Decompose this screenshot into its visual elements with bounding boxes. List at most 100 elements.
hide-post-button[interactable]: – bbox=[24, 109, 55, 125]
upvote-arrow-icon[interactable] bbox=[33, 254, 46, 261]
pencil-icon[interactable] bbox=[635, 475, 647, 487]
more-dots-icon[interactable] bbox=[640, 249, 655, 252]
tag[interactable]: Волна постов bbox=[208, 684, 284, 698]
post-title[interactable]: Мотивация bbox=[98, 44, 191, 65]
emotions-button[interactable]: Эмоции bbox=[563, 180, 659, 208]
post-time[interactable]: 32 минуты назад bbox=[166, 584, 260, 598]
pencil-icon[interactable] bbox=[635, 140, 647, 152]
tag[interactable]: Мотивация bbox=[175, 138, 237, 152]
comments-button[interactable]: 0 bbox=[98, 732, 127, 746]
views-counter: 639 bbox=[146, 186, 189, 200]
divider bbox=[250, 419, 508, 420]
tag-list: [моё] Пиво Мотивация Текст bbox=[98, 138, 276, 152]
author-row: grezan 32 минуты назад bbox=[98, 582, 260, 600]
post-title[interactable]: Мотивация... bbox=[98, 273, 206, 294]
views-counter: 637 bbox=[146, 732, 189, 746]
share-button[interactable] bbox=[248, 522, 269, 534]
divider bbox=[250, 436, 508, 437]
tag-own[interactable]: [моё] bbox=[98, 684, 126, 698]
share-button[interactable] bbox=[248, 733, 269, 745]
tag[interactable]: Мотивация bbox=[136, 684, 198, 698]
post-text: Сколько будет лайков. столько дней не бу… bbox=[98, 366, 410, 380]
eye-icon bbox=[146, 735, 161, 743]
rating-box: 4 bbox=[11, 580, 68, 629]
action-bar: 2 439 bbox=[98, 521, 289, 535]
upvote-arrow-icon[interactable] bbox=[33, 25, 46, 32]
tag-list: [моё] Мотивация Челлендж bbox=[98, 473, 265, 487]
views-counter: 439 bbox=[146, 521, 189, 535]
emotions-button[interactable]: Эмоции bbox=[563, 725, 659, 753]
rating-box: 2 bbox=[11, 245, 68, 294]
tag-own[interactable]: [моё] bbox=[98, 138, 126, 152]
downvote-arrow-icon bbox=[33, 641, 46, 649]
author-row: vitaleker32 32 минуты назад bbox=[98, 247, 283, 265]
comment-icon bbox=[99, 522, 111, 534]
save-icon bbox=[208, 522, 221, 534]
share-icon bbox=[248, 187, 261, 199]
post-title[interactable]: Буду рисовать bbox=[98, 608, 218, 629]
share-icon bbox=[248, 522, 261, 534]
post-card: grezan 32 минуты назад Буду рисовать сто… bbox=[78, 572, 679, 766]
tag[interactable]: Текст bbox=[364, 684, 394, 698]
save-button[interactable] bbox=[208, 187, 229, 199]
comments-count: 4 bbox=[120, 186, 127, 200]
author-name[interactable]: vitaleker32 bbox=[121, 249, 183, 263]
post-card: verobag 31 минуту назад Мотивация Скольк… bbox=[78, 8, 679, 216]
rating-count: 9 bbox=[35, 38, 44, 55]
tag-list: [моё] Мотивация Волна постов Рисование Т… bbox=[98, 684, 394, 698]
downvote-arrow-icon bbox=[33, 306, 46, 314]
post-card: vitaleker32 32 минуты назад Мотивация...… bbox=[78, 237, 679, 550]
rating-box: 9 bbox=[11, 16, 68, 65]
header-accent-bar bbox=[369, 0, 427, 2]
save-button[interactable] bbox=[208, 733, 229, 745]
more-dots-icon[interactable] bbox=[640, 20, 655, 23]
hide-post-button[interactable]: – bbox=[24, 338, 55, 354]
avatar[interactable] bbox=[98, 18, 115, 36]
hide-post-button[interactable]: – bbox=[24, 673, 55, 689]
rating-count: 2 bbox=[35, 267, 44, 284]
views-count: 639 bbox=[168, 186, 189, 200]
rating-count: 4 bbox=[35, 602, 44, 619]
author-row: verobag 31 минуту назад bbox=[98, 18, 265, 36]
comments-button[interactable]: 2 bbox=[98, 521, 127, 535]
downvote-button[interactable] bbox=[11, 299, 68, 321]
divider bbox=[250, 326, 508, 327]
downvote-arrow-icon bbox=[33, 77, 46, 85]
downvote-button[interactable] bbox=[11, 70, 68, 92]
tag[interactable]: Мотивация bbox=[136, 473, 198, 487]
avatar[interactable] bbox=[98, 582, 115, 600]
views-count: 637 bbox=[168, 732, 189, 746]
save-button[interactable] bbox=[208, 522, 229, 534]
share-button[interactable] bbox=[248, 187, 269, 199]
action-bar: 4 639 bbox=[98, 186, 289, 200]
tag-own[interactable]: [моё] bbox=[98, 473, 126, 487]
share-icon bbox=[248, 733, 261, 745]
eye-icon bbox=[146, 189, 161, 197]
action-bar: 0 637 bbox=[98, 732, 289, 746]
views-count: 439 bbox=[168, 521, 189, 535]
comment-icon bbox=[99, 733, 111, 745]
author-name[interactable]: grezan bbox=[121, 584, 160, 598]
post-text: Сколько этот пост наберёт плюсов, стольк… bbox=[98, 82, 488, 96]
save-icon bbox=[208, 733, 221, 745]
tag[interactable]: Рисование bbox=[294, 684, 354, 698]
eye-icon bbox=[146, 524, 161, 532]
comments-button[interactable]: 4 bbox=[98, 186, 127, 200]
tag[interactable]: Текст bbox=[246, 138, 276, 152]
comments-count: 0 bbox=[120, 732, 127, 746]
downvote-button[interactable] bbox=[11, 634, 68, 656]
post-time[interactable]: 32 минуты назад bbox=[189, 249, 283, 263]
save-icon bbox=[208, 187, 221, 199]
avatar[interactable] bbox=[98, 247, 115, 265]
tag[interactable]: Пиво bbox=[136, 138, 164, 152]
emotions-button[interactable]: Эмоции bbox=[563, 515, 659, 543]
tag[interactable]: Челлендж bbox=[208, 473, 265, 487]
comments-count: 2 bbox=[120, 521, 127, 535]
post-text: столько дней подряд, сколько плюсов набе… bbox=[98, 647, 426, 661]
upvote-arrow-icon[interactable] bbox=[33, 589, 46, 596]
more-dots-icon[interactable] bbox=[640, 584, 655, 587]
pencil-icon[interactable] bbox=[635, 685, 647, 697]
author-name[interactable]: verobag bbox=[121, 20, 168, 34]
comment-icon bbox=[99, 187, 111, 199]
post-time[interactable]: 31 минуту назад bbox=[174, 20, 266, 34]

### GOAL OF THE EXERCISE
Extract word for word the lines of the material above, starting at its first line and ending at the line that contains "pencil-icon[interactable] bbox=[635, 140, 647, 152]", with both of those lines included.

### TASK RESPONSE
Decompose this screenshot into its visual elements with bounding boxes. List at most 100 elements.
hide-post-button[interactable]: – bbox=[24, 109, 55, 125]
upvote-arrow-icon[interactable] bbox=[33, 254, 46, 261]
pencil-icon[interactable] bbox=[635, 475, 647, 487]
more-dots-icon[interactable] bbox=[640, 249, 655, 252]
tag[interactable]: Волна постов bbox=[208, 684, 284, 698]
post-title[interactable]: Мотивация bbox=[98, 44, 191, 65]
emotions-button[interactable]: Эмоции bbox=[563, 180, 659, 208]
post-time[interactable]: 32 минуты назад bbox=[166, 584, 260, 598]
pencil-icon[interactable] bbox=[635, 140, 647, 152]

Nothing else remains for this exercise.